*PROBLEM:* Go through the records and extract every line with the word "Beratung".

Saved data entries:
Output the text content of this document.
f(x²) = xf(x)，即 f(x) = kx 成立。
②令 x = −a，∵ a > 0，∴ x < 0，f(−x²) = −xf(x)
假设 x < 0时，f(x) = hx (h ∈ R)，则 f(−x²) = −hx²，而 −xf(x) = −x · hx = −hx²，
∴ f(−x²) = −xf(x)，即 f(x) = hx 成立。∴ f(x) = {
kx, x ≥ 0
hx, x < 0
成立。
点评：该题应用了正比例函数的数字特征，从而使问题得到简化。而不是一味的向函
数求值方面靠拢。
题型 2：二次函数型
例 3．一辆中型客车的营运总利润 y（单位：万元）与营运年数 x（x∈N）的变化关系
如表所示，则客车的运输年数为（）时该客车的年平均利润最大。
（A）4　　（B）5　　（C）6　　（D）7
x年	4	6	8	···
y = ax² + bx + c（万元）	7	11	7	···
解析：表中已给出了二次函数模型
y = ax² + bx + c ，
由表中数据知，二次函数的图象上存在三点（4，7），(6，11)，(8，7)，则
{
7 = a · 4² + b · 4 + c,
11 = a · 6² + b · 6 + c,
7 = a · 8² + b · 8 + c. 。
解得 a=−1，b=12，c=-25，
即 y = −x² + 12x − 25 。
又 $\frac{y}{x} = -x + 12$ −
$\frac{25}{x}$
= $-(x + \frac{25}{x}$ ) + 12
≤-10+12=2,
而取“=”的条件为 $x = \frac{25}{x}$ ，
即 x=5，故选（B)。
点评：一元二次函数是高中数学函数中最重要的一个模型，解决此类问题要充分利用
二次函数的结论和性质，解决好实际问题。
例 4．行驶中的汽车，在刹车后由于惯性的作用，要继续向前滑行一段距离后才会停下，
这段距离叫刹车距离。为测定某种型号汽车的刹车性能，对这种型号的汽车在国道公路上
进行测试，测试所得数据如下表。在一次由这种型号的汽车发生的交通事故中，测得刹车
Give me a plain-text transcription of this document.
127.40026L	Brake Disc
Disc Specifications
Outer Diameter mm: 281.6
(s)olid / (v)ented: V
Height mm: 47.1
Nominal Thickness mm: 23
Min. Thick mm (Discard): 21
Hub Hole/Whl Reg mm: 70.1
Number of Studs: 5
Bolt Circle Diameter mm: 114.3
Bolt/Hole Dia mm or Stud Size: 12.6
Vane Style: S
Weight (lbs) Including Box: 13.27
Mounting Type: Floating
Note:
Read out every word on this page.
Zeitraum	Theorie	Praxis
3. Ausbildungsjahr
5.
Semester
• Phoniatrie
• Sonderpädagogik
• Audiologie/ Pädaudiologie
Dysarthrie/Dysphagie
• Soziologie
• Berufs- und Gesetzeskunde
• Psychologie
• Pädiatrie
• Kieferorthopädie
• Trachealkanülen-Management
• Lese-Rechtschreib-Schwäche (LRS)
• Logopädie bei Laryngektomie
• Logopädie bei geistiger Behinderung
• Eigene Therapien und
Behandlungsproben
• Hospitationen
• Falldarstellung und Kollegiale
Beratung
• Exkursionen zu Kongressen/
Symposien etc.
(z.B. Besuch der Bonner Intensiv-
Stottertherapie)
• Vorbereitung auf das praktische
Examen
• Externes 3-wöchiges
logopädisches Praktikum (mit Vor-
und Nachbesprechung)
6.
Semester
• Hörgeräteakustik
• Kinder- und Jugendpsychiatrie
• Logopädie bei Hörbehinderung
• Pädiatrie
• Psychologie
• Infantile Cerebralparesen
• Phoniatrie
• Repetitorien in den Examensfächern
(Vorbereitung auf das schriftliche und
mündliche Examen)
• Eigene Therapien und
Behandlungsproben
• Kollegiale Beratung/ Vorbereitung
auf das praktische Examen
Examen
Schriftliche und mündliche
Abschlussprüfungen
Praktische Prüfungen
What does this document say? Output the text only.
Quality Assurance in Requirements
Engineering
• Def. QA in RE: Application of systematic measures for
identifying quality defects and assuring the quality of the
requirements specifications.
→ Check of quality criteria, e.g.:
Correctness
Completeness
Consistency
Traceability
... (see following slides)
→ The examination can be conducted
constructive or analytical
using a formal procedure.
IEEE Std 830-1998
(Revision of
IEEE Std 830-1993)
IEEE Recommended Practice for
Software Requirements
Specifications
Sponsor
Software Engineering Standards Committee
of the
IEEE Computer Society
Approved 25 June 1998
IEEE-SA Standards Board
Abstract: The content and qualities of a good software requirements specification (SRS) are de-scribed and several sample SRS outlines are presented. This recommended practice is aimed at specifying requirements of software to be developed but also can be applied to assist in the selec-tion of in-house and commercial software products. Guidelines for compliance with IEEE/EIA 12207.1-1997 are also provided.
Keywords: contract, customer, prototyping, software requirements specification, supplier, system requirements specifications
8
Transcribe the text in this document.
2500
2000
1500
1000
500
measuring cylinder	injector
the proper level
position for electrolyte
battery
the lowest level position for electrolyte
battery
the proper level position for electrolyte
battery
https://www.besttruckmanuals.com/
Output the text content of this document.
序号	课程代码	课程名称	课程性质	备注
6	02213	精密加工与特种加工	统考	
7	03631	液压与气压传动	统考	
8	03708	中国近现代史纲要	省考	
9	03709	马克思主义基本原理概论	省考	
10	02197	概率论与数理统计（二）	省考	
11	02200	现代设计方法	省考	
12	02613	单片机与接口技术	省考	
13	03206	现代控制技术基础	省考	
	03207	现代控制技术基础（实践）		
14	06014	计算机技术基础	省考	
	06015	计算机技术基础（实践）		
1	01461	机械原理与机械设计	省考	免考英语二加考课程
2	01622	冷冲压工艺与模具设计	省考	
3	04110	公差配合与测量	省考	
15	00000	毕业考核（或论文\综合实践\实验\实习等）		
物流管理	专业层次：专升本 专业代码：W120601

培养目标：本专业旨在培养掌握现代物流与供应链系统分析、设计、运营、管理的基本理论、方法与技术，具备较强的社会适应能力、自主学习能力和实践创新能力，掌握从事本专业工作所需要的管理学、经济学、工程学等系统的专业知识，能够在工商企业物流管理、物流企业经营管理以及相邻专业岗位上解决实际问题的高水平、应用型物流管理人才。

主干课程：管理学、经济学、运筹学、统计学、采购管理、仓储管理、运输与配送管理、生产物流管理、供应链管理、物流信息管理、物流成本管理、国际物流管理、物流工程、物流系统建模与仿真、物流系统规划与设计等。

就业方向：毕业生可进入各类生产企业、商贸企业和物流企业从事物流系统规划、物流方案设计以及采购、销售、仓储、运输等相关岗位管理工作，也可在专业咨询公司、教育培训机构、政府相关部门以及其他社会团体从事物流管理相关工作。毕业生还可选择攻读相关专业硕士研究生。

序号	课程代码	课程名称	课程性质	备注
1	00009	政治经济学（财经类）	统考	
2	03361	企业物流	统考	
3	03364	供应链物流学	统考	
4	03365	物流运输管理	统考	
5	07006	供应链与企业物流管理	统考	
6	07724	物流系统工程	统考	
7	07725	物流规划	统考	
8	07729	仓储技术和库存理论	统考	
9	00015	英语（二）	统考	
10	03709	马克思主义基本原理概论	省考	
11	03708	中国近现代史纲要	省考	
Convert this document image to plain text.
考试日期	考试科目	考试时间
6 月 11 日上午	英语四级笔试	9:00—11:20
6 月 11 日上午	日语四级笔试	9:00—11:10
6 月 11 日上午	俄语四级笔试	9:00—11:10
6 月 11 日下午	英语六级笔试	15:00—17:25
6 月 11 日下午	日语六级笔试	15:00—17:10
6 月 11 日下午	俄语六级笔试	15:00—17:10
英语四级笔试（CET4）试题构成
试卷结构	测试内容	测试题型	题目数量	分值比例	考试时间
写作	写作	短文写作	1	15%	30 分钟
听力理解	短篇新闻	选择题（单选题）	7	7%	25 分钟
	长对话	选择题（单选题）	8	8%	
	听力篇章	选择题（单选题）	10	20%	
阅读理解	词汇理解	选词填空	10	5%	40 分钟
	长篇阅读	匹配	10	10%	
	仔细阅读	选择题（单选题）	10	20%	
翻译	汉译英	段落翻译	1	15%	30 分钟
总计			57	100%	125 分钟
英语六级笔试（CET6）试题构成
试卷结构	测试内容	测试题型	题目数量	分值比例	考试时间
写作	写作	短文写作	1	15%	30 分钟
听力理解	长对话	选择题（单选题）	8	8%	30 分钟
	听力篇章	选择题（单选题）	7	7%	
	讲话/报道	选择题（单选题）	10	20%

*REPLY TO THE EXERCISE:*
Beratung
• Kollegiale Beratung/ Vorbereitung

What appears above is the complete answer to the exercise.